■ AIM OF THE EXERCISE
From the entries below, please gather each line containing the string "Calculated".

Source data
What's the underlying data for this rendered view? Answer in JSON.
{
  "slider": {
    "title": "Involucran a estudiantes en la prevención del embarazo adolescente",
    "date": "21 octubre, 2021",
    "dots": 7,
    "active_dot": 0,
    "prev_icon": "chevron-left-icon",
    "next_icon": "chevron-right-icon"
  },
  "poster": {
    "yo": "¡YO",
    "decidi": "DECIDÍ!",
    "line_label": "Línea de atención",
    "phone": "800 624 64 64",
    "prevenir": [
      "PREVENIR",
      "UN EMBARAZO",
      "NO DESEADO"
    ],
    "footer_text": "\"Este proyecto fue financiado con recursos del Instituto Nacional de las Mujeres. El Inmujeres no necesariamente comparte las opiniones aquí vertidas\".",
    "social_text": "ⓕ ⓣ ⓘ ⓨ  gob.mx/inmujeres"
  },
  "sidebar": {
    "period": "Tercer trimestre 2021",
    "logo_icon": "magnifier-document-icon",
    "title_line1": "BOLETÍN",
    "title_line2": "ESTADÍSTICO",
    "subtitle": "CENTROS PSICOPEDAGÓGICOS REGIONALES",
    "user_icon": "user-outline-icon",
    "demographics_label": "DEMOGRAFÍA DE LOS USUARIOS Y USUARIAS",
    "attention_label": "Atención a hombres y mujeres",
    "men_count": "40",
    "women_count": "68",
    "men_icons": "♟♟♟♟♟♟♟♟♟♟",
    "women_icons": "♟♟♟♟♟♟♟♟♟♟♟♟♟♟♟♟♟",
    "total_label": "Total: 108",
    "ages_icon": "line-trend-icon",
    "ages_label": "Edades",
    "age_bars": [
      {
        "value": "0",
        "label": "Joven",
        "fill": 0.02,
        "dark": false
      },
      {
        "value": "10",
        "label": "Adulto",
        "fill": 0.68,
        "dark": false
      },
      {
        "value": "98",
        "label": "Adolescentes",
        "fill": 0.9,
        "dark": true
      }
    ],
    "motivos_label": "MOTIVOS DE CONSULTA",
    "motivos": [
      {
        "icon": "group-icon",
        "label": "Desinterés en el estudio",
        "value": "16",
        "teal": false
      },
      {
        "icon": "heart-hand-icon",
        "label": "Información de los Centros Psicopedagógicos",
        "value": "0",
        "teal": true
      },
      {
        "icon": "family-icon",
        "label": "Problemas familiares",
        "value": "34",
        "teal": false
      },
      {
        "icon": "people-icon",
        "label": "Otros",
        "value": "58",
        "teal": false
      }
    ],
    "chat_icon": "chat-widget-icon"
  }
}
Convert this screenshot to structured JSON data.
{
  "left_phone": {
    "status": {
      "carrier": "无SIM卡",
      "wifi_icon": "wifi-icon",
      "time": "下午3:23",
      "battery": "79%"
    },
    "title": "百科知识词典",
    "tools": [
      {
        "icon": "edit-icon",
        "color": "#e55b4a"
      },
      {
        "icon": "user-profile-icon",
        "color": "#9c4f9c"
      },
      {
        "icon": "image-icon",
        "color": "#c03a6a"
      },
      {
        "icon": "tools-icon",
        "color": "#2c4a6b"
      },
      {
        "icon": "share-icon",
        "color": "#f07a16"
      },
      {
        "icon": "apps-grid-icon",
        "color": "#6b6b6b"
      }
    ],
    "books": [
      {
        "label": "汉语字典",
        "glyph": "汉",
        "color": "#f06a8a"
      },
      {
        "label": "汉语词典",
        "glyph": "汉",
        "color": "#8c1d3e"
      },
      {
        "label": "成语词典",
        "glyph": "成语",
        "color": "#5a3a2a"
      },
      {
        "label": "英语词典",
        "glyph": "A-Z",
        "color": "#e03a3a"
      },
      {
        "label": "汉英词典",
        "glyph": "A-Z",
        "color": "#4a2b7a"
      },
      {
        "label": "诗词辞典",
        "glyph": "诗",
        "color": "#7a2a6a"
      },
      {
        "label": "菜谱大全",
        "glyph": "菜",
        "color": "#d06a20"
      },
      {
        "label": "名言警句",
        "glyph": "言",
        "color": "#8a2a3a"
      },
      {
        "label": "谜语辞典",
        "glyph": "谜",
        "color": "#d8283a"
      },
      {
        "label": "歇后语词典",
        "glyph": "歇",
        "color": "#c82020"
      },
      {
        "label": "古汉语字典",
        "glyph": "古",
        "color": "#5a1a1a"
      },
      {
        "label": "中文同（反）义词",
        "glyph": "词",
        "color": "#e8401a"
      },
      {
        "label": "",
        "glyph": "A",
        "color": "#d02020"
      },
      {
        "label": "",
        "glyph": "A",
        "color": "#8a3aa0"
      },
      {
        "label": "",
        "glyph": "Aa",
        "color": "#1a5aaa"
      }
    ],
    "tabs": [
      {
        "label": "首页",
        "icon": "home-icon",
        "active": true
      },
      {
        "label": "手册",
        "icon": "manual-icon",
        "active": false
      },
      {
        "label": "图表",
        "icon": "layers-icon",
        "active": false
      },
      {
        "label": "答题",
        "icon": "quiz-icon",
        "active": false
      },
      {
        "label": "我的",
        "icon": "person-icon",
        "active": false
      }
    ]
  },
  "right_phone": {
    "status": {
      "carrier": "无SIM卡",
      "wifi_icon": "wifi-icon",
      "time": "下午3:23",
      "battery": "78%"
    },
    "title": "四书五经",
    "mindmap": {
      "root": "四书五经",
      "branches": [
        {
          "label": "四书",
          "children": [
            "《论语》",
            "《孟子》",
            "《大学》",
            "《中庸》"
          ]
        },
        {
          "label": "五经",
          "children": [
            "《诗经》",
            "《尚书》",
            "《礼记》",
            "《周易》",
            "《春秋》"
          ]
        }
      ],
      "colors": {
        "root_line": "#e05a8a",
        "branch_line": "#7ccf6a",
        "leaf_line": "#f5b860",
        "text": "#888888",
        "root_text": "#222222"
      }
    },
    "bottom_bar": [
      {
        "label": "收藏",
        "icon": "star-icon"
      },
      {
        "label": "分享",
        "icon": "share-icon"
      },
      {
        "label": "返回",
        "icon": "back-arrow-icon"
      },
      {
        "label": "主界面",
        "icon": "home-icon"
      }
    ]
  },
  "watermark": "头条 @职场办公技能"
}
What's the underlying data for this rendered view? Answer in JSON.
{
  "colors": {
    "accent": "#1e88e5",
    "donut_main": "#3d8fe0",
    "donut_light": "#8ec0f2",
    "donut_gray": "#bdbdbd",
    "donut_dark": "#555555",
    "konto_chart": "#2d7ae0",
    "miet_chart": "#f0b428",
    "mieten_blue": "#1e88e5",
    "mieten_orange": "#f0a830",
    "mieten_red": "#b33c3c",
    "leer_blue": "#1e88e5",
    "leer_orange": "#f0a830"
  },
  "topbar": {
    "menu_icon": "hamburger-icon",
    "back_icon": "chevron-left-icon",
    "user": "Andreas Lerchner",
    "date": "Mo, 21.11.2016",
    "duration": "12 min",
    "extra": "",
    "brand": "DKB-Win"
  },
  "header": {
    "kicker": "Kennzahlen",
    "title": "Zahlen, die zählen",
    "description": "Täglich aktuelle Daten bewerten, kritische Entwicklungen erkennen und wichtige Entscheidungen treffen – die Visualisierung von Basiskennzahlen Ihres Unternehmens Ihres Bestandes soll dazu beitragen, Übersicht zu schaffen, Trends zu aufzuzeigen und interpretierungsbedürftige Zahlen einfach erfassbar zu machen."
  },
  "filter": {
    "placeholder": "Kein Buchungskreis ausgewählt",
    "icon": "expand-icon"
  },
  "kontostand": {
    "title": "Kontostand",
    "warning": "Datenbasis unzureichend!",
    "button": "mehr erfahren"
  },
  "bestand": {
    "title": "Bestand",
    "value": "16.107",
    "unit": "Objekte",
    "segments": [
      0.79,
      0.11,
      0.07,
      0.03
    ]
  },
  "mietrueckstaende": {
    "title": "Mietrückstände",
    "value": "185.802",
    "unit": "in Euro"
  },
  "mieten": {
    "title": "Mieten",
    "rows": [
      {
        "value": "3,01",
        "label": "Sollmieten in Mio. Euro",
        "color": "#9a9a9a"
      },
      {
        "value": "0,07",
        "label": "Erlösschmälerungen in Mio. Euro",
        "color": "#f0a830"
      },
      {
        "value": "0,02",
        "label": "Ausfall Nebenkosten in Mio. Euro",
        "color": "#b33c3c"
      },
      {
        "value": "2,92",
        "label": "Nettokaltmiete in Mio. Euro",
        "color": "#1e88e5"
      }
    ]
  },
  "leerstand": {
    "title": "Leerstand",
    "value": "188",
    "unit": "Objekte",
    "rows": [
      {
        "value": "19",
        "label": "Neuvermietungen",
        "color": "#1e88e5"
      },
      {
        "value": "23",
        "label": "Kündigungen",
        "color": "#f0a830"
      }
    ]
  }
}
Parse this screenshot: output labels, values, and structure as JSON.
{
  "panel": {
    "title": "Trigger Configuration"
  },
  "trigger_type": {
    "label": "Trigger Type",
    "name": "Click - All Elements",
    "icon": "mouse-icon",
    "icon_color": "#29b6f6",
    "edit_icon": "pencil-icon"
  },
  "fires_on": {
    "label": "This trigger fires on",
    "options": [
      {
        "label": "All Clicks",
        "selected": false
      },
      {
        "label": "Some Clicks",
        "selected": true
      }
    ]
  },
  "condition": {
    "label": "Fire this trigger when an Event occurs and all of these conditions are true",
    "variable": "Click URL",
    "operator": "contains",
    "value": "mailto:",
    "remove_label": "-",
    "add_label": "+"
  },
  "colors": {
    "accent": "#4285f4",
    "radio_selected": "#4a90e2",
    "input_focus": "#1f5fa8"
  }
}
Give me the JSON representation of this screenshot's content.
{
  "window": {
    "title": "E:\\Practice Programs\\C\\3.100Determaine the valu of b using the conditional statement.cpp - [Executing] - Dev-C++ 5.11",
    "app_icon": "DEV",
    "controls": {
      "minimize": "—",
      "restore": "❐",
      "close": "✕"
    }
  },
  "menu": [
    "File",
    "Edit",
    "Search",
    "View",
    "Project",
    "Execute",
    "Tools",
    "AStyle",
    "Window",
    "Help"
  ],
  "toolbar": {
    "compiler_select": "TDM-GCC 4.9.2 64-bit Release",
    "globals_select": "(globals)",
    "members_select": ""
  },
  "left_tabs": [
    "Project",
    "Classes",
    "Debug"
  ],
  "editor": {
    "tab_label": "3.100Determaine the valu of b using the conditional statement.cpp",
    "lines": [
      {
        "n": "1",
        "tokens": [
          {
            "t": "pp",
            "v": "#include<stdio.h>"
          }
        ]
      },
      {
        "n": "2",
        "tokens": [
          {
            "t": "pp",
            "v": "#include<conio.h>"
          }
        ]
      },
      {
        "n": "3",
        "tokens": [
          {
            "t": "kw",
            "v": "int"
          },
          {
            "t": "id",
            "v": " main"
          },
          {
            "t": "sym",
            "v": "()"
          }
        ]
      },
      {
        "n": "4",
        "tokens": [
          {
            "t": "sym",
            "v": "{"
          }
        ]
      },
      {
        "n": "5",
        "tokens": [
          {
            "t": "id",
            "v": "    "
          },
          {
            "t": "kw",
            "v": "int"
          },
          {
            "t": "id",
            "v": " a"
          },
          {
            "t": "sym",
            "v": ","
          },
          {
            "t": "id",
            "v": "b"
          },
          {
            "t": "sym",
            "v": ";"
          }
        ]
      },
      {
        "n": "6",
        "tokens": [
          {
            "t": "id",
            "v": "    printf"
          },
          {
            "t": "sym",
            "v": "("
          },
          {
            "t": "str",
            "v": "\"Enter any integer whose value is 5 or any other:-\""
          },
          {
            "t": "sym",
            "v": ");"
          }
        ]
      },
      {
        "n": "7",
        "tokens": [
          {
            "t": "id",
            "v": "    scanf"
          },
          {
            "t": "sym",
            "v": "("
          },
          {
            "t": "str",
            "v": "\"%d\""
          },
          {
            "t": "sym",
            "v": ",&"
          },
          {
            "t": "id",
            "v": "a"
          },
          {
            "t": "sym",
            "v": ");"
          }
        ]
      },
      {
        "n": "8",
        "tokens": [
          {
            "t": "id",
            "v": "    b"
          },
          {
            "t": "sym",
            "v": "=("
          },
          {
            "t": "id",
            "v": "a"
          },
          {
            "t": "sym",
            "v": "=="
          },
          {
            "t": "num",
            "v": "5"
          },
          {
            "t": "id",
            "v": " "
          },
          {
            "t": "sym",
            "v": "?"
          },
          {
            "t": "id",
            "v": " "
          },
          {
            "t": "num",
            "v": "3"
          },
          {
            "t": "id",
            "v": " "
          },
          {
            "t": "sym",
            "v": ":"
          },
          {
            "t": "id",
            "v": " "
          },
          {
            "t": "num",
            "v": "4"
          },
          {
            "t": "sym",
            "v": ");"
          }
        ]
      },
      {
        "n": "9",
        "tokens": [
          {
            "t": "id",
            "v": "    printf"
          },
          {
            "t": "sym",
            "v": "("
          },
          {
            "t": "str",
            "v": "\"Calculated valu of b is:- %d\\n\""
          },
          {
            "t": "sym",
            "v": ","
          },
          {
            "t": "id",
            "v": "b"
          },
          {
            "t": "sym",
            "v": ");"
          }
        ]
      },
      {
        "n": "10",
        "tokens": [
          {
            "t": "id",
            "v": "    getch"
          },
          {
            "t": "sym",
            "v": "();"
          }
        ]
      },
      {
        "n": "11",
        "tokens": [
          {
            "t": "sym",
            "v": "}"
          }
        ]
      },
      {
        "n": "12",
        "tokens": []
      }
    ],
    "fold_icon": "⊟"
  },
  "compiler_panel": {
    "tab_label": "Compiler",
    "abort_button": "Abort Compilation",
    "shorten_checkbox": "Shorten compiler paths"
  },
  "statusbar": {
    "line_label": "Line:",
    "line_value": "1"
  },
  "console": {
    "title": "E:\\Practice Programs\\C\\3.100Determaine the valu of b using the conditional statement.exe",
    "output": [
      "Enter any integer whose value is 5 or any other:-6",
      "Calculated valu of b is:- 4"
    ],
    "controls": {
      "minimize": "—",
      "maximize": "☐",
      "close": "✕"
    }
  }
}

■ RESULT FOR THIS TASK
            "v": "\"Calculated valu of b is:- %d\\n\""
      "Calculated valu of b is:- 4"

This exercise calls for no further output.